* BEGIN Stored rows *

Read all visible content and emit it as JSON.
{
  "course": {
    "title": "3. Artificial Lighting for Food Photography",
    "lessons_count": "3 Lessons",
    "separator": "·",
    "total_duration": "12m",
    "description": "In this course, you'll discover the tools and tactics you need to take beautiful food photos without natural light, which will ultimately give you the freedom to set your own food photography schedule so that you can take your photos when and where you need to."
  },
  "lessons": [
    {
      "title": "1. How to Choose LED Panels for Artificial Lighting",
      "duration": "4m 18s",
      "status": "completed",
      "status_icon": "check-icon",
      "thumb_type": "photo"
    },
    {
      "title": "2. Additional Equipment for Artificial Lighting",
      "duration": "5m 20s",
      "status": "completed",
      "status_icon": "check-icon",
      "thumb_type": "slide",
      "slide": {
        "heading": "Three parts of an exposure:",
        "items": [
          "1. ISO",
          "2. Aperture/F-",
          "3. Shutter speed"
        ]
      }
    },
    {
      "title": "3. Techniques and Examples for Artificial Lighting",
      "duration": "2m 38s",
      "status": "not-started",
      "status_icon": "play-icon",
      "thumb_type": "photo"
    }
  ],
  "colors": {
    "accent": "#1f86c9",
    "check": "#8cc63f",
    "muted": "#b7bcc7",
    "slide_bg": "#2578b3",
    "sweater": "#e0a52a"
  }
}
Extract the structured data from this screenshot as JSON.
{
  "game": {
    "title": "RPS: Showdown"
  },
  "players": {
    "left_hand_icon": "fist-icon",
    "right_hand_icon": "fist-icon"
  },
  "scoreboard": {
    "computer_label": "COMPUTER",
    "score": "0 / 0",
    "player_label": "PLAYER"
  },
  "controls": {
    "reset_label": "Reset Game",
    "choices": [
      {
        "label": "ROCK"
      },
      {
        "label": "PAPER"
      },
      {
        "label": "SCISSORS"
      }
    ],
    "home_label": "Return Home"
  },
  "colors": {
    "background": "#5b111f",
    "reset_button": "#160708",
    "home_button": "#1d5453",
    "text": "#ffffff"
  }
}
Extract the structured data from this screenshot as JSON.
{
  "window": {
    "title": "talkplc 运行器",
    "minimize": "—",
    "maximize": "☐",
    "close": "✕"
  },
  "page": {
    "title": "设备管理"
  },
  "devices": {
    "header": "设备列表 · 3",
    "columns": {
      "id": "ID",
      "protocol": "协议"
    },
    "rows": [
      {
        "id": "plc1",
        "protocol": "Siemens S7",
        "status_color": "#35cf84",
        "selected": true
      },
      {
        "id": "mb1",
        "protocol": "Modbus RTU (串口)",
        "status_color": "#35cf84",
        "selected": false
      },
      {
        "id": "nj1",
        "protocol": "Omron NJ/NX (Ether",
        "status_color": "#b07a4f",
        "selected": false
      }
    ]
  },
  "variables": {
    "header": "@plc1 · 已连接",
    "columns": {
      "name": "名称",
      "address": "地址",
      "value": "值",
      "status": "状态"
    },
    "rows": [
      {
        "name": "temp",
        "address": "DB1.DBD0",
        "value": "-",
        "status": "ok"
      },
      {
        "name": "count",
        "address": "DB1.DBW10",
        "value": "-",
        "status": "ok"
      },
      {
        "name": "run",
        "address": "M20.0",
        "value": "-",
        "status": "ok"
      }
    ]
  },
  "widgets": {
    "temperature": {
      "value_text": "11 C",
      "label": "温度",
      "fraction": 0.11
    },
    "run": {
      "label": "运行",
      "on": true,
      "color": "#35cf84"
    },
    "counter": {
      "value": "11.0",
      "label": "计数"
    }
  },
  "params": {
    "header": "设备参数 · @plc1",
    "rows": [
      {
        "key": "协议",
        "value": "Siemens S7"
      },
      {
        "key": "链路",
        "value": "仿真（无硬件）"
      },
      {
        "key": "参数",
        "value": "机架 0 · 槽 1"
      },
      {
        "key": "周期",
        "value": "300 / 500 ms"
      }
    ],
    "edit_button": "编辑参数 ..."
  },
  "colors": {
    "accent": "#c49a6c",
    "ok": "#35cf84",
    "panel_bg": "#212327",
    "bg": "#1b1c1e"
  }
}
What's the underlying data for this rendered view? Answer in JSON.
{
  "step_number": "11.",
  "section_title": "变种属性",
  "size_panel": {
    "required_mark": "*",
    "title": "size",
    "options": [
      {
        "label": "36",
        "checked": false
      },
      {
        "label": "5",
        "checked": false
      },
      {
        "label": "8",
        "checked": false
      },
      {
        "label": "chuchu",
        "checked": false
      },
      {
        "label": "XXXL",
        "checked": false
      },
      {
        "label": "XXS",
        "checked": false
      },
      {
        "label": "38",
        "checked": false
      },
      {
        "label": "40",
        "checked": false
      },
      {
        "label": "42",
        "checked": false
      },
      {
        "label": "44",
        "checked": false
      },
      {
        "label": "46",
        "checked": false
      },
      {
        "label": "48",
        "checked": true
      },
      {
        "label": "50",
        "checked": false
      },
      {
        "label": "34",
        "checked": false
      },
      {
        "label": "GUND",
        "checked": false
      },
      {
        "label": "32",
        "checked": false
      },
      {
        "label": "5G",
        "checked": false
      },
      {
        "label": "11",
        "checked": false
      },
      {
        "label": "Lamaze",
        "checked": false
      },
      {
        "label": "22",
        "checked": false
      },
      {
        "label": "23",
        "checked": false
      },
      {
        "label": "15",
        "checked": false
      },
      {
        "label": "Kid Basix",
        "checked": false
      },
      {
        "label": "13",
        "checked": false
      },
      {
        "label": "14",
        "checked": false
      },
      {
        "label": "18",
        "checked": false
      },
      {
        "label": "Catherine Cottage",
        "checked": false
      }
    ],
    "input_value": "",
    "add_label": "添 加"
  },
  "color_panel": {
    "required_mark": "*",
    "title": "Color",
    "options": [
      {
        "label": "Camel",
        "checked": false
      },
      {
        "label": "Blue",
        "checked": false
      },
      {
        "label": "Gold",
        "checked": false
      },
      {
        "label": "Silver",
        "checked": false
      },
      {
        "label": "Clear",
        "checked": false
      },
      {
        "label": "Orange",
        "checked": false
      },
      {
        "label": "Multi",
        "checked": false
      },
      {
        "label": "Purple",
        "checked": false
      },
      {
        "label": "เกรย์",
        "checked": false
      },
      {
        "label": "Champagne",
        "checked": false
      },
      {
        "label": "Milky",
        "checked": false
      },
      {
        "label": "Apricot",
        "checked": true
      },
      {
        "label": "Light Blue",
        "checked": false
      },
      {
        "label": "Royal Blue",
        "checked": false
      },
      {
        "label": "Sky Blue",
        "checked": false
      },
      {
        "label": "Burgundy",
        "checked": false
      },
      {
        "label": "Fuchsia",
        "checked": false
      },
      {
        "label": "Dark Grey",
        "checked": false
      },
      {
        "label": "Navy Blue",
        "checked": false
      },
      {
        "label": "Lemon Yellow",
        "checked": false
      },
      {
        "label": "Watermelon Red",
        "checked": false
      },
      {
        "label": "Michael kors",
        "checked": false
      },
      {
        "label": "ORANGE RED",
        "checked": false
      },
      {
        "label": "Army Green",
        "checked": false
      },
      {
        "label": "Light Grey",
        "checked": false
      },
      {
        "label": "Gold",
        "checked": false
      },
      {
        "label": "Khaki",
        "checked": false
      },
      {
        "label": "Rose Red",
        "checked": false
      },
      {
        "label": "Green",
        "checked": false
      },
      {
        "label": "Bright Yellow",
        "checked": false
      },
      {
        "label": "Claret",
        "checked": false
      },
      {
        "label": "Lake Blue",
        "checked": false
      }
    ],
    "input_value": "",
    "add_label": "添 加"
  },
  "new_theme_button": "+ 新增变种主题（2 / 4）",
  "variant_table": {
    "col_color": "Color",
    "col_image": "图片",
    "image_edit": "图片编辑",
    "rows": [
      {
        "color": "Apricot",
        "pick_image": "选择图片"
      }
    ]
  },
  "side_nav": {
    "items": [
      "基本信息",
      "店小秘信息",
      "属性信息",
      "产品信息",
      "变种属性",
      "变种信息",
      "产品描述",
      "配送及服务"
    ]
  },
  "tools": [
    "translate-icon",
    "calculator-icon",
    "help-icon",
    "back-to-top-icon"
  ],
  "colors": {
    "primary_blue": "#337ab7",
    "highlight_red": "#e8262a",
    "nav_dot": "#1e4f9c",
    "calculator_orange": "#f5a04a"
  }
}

* END Stored rows *

For the data above, state only how many lines include the word "Siemens".

● Correct answer
2